* BEGIN GIVEN DATA *

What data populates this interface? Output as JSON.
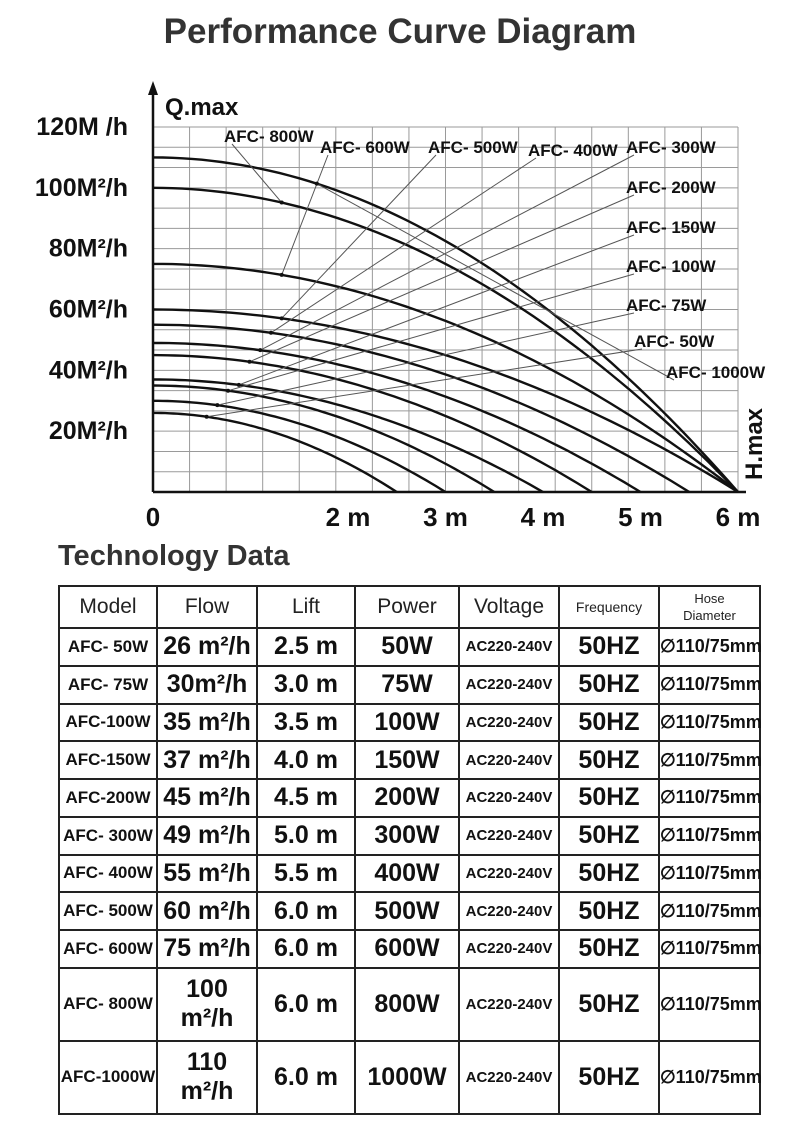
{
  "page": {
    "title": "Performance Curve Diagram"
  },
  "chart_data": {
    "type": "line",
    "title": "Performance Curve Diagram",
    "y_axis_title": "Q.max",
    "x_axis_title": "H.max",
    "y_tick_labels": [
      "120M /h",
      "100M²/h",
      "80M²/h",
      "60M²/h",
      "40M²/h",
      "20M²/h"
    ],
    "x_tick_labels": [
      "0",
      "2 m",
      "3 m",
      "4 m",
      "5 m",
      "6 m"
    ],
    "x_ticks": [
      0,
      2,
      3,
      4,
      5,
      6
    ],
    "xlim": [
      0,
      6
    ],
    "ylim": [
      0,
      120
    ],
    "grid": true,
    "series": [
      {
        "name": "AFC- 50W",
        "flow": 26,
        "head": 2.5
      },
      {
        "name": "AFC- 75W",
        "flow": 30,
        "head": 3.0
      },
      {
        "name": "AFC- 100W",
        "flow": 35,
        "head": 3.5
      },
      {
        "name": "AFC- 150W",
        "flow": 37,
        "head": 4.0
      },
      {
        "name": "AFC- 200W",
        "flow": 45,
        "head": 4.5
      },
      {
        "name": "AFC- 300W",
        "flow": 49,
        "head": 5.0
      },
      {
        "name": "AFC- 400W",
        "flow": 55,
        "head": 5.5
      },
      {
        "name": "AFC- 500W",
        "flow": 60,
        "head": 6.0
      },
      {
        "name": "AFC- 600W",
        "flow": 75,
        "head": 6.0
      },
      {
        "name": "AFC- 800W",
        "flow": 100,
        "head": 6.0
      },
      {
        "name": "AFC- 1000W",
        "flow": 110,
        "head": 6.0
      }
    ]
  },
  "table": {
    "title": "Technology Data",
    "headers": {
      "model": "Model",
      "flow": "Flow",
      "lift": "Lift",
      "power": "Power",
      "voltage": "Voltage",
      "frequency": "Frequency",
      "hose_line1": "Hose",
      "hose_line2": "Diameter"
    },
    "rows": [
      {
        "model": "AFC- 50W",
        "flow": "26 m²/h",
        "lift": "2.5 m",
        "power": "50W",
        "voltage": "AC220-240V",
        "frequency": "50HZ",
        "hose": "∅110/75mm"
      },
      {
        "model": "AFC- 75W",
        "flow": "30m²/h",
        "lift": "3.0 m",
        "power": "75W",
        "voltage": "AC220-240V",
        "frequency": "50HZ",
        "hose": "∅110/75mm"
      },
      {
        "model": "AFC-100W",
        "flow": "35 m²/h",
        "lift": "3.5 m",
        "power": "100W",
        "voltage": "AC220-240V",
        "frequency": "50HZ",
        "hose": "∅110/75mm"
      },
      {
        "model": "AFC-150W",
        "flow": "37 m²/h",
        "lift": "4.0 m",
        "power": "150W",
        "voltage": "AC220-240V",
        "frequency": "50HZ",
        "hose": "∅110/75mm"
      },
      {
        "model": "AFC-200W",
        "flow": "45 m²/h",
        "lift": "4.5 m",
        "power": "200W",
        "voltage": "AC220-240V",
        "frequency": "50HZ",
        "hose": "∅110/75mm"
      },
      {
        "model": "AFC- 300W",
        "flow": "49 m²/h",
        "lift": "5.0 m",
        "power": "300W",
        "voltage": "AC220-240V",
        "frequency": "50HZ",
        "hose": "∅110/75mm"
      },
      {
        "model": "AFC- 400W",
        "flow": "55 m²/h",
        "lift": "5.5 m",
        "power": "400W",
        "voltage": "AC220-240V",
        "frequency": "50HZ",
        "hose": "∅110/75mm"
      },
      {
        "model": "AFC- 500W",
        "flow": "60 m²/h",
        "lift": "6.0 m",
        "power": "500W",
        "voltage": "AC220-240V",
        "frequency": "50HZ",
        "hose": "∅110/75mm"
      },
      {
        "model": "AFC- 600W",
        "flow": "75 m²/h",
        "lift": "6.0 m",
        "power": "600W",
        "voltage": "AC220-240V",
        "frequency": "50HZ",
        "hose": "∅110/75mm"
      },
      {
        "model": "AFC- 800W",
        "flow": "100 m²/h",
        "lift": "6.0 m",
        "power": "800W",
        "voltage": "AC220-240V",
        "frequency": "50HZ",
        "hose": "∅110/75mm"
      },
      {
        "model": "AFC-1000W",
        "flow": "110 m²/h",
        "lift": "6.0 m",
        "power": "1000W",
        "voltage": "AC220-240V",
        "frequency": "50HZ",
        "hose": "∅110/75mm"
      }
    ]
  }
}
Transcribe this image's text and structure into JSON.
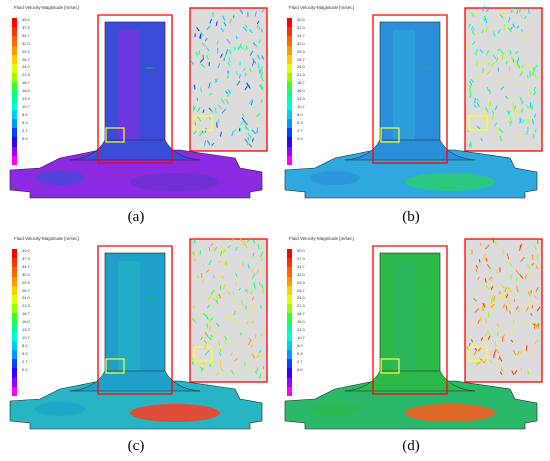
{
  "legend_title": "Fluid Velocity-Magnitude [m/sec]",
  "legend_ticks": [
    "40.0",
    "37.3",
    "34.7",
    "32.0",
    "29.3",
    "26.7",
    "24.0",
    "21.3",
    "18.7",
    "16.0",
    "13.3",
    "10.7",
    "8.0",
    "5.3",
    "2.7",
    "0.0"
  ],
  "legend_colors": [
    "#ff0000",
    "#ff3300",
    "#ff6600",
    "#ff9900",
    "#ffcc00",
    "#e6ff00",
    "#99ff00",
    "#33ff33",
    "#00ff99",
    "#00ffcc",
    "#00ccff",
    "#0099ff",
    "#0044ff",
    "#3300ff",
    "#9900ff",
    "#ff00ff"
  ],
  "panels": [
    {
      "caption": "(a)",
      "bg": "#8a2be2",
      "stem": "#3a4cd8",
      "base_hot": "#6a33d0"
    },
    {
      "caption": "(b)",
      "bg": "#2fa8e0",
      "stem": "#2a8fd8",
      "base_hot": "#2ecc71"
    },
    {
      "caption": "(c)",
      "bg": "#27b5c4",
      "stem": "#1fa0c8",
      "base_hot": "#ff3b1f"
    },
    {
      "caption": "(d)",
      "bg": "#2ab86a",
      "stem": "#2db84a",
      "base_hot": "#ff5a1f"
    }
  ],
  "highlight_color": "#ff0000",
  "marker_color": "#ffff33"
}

* END GIVEN DATA *

Take the line with "Transcribe this image's" as the first line and the last line of the records above as the final one; reproduce exactly the lines between them, both included, without pictures.

> _ANSWER FOR THE TASK_
Transcribe this image's text and structure into JSON.
{
  "legend_title": "Fluid Velocity-Magnitude [m/sec]",
  "legend_ticks": [
    "40.0",
    "37.3",
    "34.7",
    "32.0",
    "29.3",
    "26.7",
    "24.0",
    "21.3",
    "18.7",
    "16.0",
    "13.3",
    "10.7",
    "8.0",
    "5.3",
    "2.7",
    "0.0"
  ],
  "legend_colors": [
    "#ff0000",
    "#ff3300",
    "#ff6600",
    "#ff9900",
    "#ffcc00",
    "#e6ff00",
    "#99ff00",
    "#33ff33",
    "#00ff99",
    "#00ffcc",
    "#00ccff",
    "#0099ff",
    "#0044ff",
    "#3300ff",
    "#9900ff",
    "#ff00ff"
  ],
  "panels": [
    {
      "caption": "(a)",
      "bg": "#8a2be2",
      "stem": "#3a4cd8",
      "base_hot": "#6a33d0"
    },
    {
      "caption": "(b)",
      "bg": "#2fa8e0",
      "stem": "#2a8fd8",
      "base_hot": "#2ecc71"
    },
    {
      "caption": "(c)",
      "bg": "#27b5c4",
      "stem": "#1fa0c8",
      "base_hot": "#ff3b1f"
    },
    {
      "caption": "(d)",
      "bg": "#2ab86a",
      "stem": "#2db84a",
      "base_hot": "#ff5a1f"
    }
  ],
  "highlight_color": "#ff0000",
  "marker_color": "#ffff33"
}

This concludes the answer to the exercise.